### THE EXERCISE
Reproduce the records below in full and without edits, omitting images.

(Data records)
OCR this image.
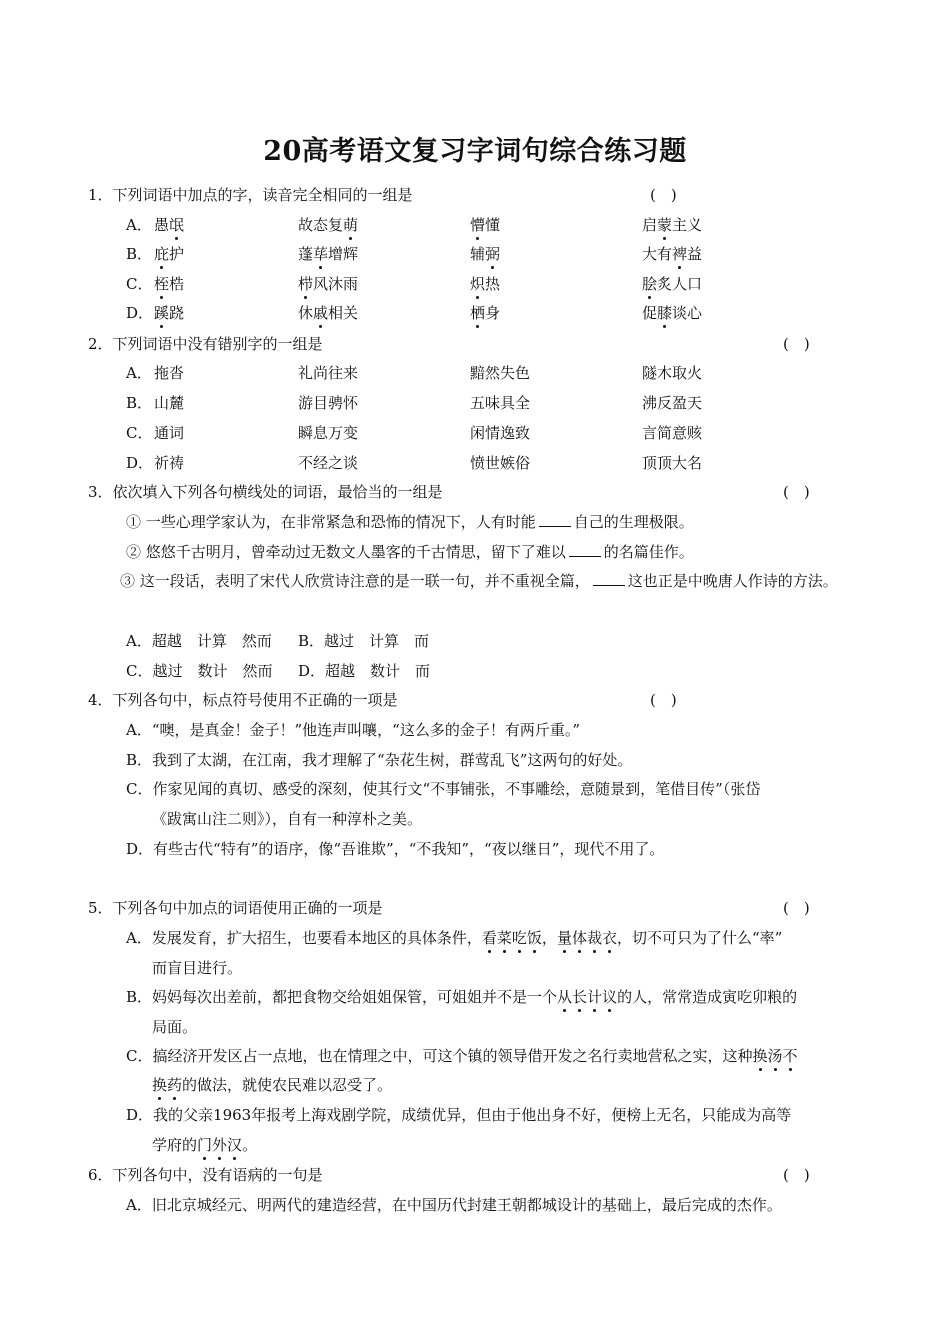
20高考语文复习字词句综合练习题
1．下列词语中加点的字，读音完全相同的一组是	(　)
A． 愚氓	故态复萌	懵懂	启蒙主义
B． 庇护	蓬荜增辉	辅弼	大有裨益
C． 桎梏	栉风沐雨	炽热	脍炙人口
D． 蹊跷	休戚相关	栖身	促膝谈心
2．下列词语中没有错别字的一组是	(　)
A． 拖沓	礼尚往来	黯然失色	隧木取火
B． 山麓	游目骋怀	五味具全	沸反盈天
C． 通词	瞬息万变	闲情逸致	言简意赅
D． 祈祷	不经之谈	愤世嫉俗	顶顶大名
3．依次填入下列各句横线处的词语，最恰当的一组是	(　)
① 一些心理学家认为，在非常紧急和恐怖的情况下，人有时能	自己的生理极限。
② 悠悠千古明月，曾牵动过无数文人墨客的千古情思，留下了难以	的名篇佳作。
③ 这一段话，表明了宋代人欣赏诗注意的是一联一句，并不重视全篇，	这也正是中晚唐人作诗的方法。
A．超越　计算　然而 B．越过　计算　而
C．越过　数计　然而 D．超越　数计　而
4．下列各句中，标点符号使用不正确的一项是	(　)
A．“噢，是真金！金子！”他连声叫嚷，“这么多的金子！有两斤重。”
B．我到了太湖，在江南，我才理解了“杂花生树，群莺乱飞”这两句的好处。
C．作家见闻的真切、感受的深刻，使其行文“不事铺张，不事雕绘，意随景到，笔借目传”（张岱
《跋寓山注二则》），自有一种淳朴之美。
D．有些古代“特有”的语序，像“吾谁欺”，“不我知”，“夜以继日”，现代不用了。
5．下列各句中加点的词语使用正确的一项是	(　)
A．发展发育，扩大招生，也要看本地区的具体条件，看菜吃饭，量体裁衣，切不可只为了什么“率”
而盲目进行。
B．妈妈每次出差前，都把食物交给姐姐保管，可姐姐并不是一个从长计议的人，常常造成寅吃卯粮的
局面。
C．搞经济开发区占一点地，也在情理之中，可这个镇的领导借开发之名行卖地营私之实，这种换汤不
换药的做法，就使农民难以忍受了。
D．我的父亲1963年报考上海戏剧学院，成绩优异，但由于他出身不好，便榜上无名，只能成为高等
学府的门外汉。
6．下列各句中，没有语病的一句是	(　)
A．旧北京城经元、明两代的建造经营，在中国历代封建王朝都城设计的基础上，最后完成的杰作。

### RIGHT ANSWER
OCR this image.
20高考语文复习字词句综合练习题
1．下列词语中加点的字，读音完全相同的一组是	(　)
A． 愚氓	故态复萌	懵懂	启蒙主义
B． 庇护	蓬荜增辉	辅弼	大有裨益
C． 桎梏	栉风沐雨	炽热	脍炙人口
D． 蹊跷	休戚相关	栖身	促膝谈心
2．下列词语中没有错别字的一组是	(　)
A． 拖沓	礼尚往来	黯然失色	隧木取火
B． 山麓	游目骋怀	五味具全	沸反盈天
C． 通词	瞬息万变	闲情逸致	言简意赅
D． 祈祷	不经之谈	愤世嫉俗	顶顶大名
3．依次填入下列各句横线处的词语，最恰当的一组是	(　)
① 一些心理学家认为，在非常紧急和恐怖的情况下，人有时能	自己的生理极限。
② 悠悠千古明月，曾牵动过无数文人墨客的千古情思，留下了难以	的名篇佳作。
③ 这一段话，表明了宋代人欣赏诗注意的是一联一句，并不重视全篇，	这也正是中晚唐人作诗的方法。
A．超越　计算　然而 B．越过　计算　而
C．越过　数计　然而 D．超越　数计　而
4．下列各句中，标点符号使用不正确的一项是	(　)
A．“噢，是真金！金子！”他连声叫嚷，“这么多的金子！有两斤重。”
B．我到了太湖，在江南，我才理解了“杂花生树，群莺乱飞”这两句的好处。
C．作家见闻的真切、感受的深刻，使其行文“不事铺张，不事雕绘，意随景到，笔借目传”（张岱
《跋寓山注二则》），自有一种淳朴之美。
D．有些古代“特有”的语序，像“吾谁欺”，“不我知”，“夜以继日”，现代不用了。
5．下列各句中加点的词语使用正确的一项是	(　)
A．发展发育，扩大招生，也要看本地区的具体条件，看菜吃饭，量体裁衣，切不可只为了什么“率”
而盲目进行。
B．妈妈每次出差前，都把食物交给姐姐保管，可姐姐并不是一个从长计议的人，常常造成寅吃卯粮的
局面。
C．搞经济开发区占一点地，也在情理之中，可这个镇的领导借开发之名行卖地营私之实，这种换汤不
换药的做法，就使农民难以忍受了。
D．我的父亲1963年报考上海戏剧学院，成绩优异，但由于他出身不好，便榜上无名，只能成为高等
学府的门外汉。
6．下列各句中，没有语病的一句是	(　)
A．旧北京城经元、明两代的建造经营，在中国历代封建王朝都城设计的基础上，最后完成的杰作。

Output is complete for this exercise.